— TASK BRIEF —
Give only the number of lines that hold the word "función".

— Saved data entries —
┌──
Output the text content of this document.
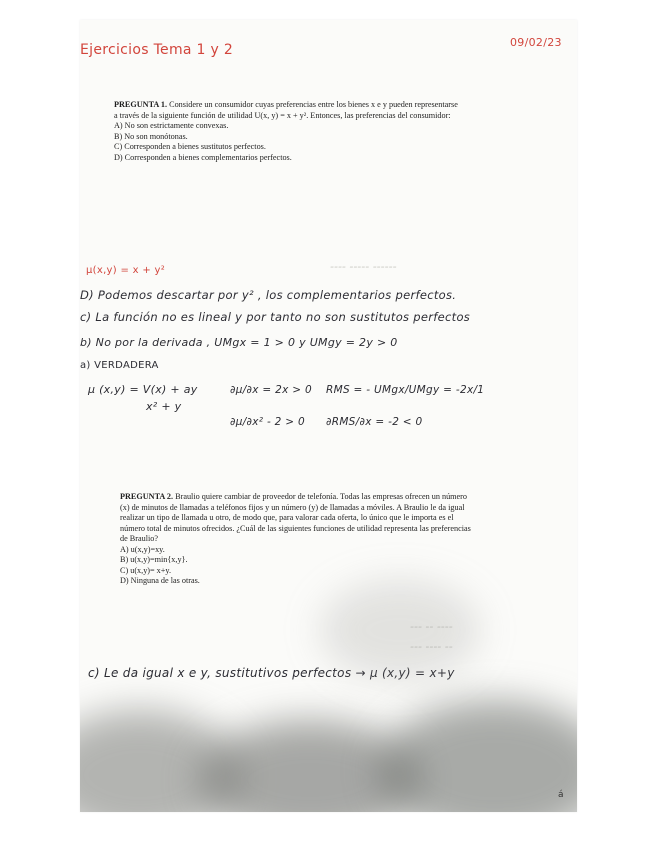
---- ----- ------
--- -- ----
--- ---- --
Ejercicios Tema 1 y 2	09/02/23
PREGUNTA 1. Considere un consumidor cuyas preferencias entre los bienes x e y pueden representarse
a través de la siguiente función de utilidad U(x, y) = x + y². Entonces, las preferencias del consumidor:
A) No son estrictamente convexas.
B) No son monótonas.
C) Corresponden a bienes sustitutos perfectos.
D) Corresponden a bienes complementarios perfectos.
µ(x,y) = x + y²
D) Podemos descartar por y² , los complementarios perfectos.
c) La función no es lineal y por tanto no son sustitutos perfectos
b) No por la derivada , UMgx = 1 > 0 y UMgy = 2y > 0
a) VERDADERA
µ (x,y) = V(x) + ay
x² + y
∂µ/∂x = 2x > 0 RMS = - UMgx/UMgy = -2x/1
∂µ/∂x² - 2 > 0 ∂RMS/∂x = -2 < 0
PREGUNTA 2. Braulio quiere cambiar de proveedor de telefonía. Todas las empresas ofrecen un número
(x) de minutos de llamadas a teléfonos fijos y un número (y) de llamadas a móviles. A Braulio le da igual
realizar un tipo de llamada u otro, de modo que, para valorar cada oferta, lo único que le importa es el
número total de minutos ofrecidos. ¿Cuál de las siguientes funciones de utilidad representa las preferencias
de Braulio?
A) u(x,y)=xy.
B) u(x,y)=min{x,y}.
C) u(x,y)= x+y.
D) Ninguna de las otras.
c) Le da igual x e y, sustitutivos perfectos → µ (x,y) = x+y
á
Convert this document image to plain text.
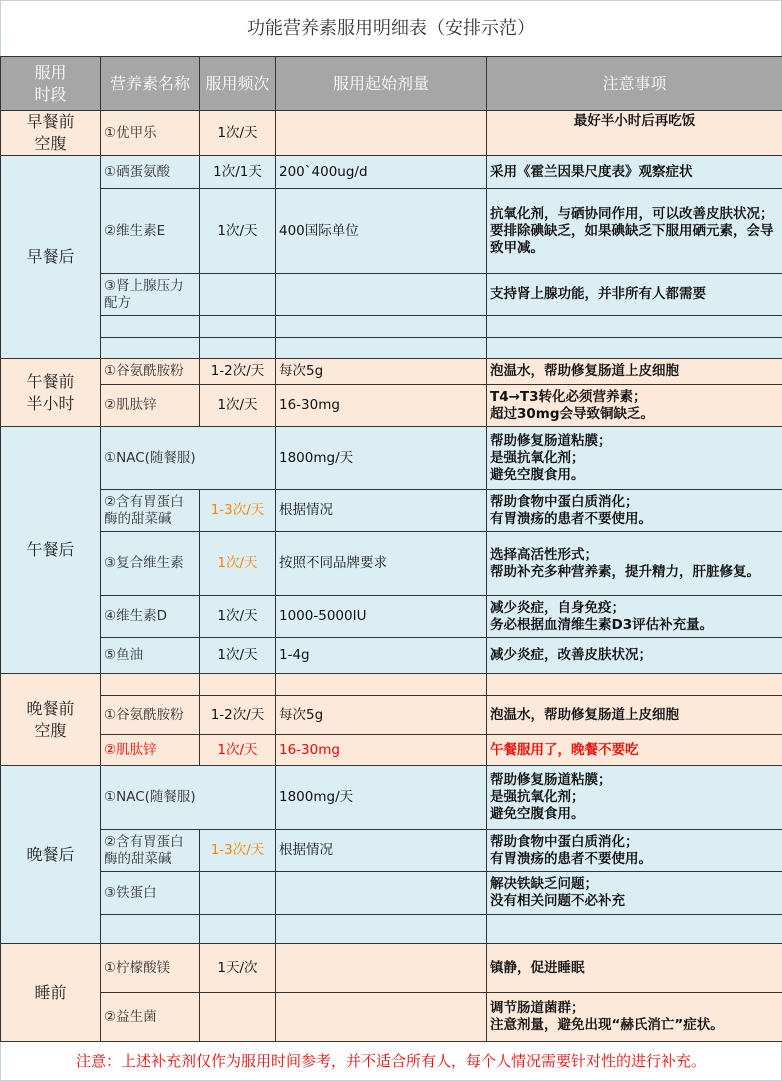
功能营养素服用明细表（安排示范）
服用
时段	营养素名称	服用频次	服用起始剂量	注意事项
早餐前
空腹	①优甲乐	1次/天		最好半小时后再吃饭
早餐后	①硒蛋氨酸	1次/1天	200`400ug/d	采用《霍兰因果尺度表》观察症状
	②维生素E	1次/天	400国际单位	抗氧化剂，与硒协同作用，可以改善皮肤状况；
要排除碘缺乏，如果碘缺乏下服用硒元素，会导致甲减。
	③肾上腺压力配方			支持肾上腺功能，并非所有人都需要

午餐前
半小时	①谷氨酰胺粉	1-2次/天	每次5g	泡温水，帮助修复肠道上皮细胞
	②肌肽锌	1次/天	16-30mg	T4→T3转化必须营养素；
超过30mg会导致铜缺乏。
午餐后	①NAC(随餐服)		1800mg/天	帮助修复肠道粘膜；
是强抗氧化剂；
避免空腹食用。
	②含有胃蛋白酶的甜菜碱	1-3次/天	根据情况	帮助食物中蛋白质消化；
有胃溃疡的患者不要使用。
	③复合维生素	1次/天	按照不同品牌要求	选择高活性形式；
帮助补充多种营养素，提升精力，肝脏修复。
	④维生素D	1次/天	1000-5000IU	减少炎症，自身免疫；
务必根据血清维生素D3评估补充量。
	⑤鱼油	1次/天	1-4g	减少炎症，改善皮肤状况；
晚餐前
空腹				
	①谷氨酰胺粉	1-2次/天	每次5g	泡温水，帮助修复肠道上皮细胞
	②肌肽锌	1次/天	16-30mg	午餐服用了，晚餐不要吃
晚餐后	①NAC(随餐服)		1800mg/天	帮助修复肠道粘膜；
是强抗氧化剂；
避免空腹食用。
	②含有胃蛋白酶的甜菜碱	1-3次/天	根据情况	帮助食物中蛋白质消化；
有胃溃疡的患者不要使用。
	③铁蛋白			解决铁缺乏问题；
没有相关问题不必补充

睡前	①柠檬酸镁	1天/次		镇静，促进睡眠
	②益生菌			调节肠道菌群；
注意剂量，避免出现“赫氏消亡”症状。
注意：上述补充剂仅作为服用时间参考，并不适合所有人，每个人情况需要针对性的进行补充。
└──
— EXPECTED OUTPUT —
2